_Data to process_
◇ ◇ ◇ ◇
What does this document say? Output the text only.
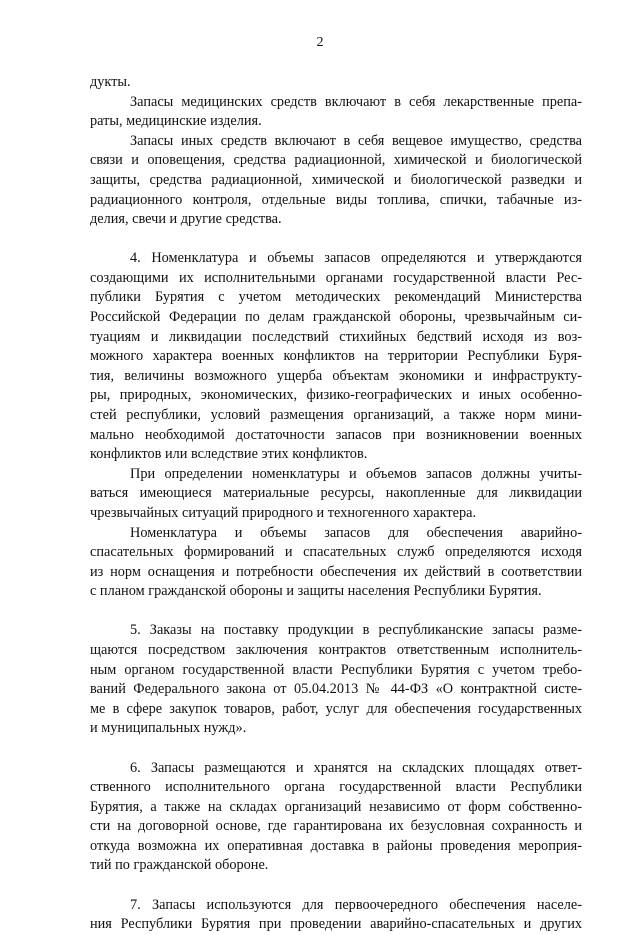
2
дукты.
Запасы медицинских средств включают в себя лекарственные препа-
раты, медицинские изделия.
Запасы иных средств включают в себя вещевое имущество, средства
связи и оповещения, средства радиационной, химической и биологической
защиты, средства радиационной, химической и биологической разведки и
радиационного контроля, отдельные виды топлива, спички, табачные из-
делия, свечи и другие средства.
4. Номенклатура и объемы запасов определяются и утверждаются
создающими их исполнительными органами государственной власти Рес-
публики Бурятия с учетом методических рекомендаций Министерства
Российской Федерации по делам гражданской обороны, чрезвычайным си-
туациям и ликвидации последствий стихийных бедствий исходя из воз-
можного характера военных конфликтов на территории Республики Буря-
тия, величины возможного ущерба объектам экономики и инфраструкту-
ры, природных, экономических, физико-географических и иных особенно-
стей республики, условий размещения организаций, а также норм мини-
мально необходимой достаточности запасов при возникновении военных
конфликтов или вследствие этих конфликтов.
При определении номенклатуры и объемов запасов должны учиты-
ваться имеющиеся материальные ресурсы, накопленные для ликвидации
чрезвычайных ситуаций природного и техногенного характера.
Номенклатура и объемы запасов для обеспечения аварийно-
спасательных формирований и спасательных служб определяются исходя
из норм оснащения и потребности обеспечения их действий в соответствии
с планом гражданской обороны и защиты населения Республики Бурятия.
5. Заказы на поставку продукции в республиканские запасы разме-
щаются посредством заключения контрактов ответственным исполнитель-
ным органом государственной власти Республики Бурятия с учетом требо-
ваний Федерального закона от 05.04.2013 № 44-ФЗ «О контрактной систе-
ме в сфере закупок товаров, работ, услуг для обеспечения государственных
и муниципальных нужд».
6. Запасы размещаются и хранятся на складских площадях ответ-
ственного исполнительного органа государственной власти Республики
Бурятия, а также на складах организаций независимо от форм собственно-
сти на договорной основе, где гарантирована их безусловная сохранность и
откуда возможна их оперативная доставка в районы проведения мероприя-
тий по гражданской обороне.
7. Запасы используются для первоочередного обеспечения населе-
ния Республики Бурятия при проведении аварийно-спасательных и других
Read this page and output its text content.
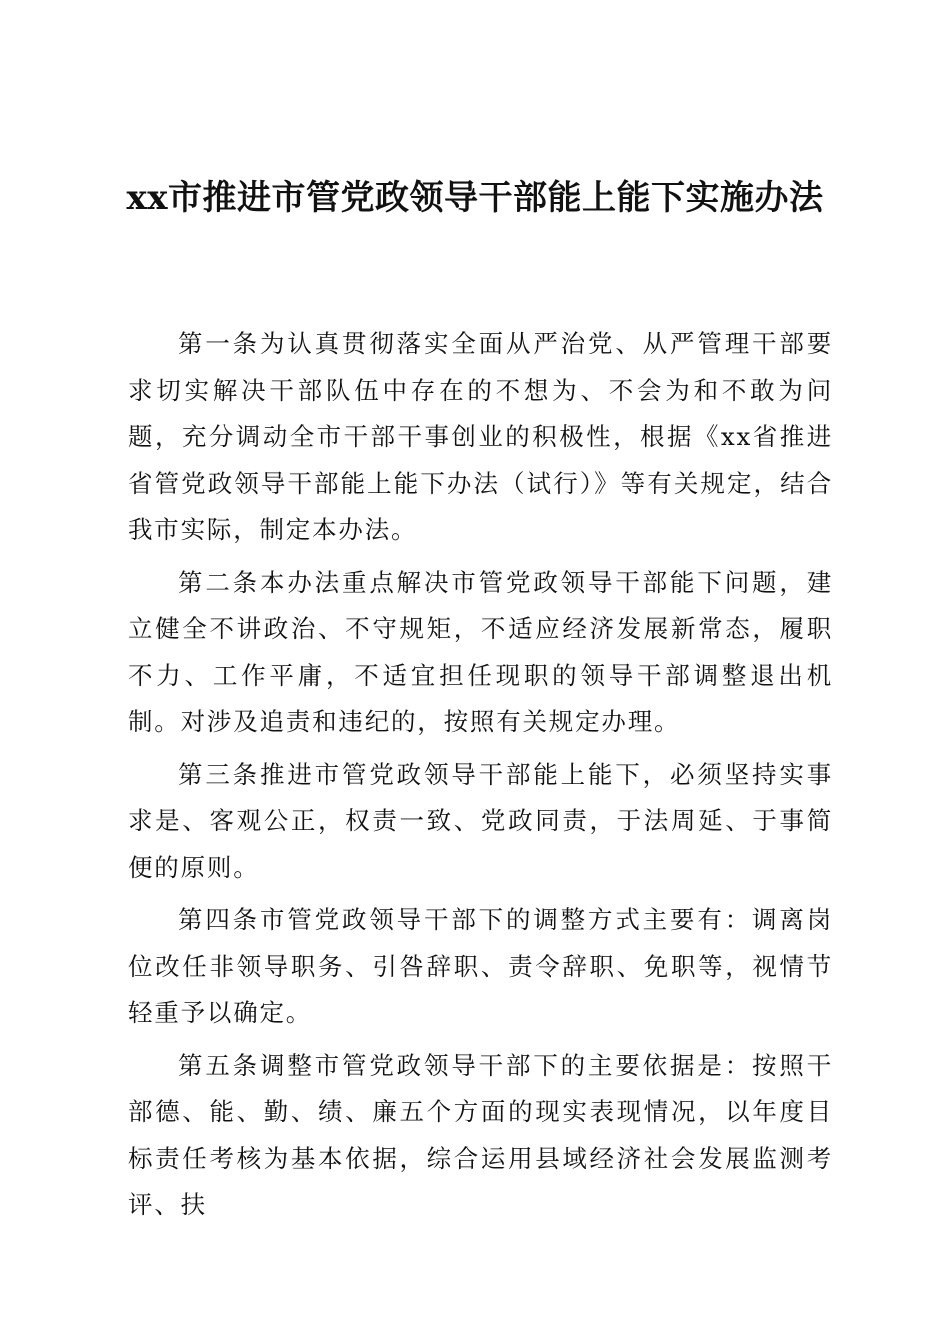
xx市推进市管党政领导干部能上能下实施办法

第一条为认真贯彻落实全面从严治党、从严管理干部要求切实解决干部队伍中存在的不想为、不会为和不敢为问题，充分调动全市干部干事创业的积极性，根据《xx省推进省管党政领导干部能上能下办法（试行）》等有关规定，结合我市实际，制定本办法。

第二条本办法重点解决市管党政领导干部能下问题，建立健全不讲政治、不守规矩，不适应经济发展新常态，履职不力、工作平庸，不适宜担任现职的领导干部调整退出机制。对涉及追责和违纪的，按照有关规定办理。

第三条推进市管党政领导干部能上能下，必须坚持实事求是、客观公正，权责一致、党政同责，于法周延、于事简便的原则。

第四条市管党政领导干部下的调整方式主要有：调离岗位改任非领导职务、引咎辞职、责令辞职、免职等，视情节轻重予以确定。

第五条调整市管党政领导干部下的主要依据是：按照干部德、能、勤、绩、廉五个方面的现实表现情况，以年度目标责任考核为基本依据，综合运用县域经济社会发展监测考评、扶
◇ ◇ ◇ ◇
_What to produce_
The required output is the lines from the one containing "Read this page and output its text content." through the end of the records above, reproduced exactly, with no pictures.

_Response to this exercise_
Read this page and output its text content.
xx市推进市管党政领导干部能上能下实施办法

第一条为认真贯彻落实全面从严治党、从严管理干部要求切实解决干部队伍中存在的不想为、不会为和不敢为问题，充分调动全市干部干事创业的积极性，根据《xx省推进省管党政领导干部能上能下办法（试行）》等有关规定，结合我市实际，制定本办法。

第二条本办法重点解决市管党政领导干部能下问题，建立健全不讲政治、不守规矩，不适应经济发展新常态，履职不力、工作平庸，不适宜担任现职的领导干部调整退出机制。对涉及追责和违纪的，按照有关规定办理。

第三条推进市管党政领导干部能上能下，必须坚持实事求是、客观公正，权责一致、党政同责，于法周延、于事简便的原则。

第四条市管党政领导干部下的调整方式主要有：调离岗位改任非领导职务、引咎辞职、责令辞职、免职等，视情节轻重予以确定。

第五条调整市管党政领导干部下的主要依据是：按照干部德、能、勤、绩、廉五个方面的现实表现情况，以年度目标责任考核为基本依据，综合运用县域经济社会发展监测考评、扶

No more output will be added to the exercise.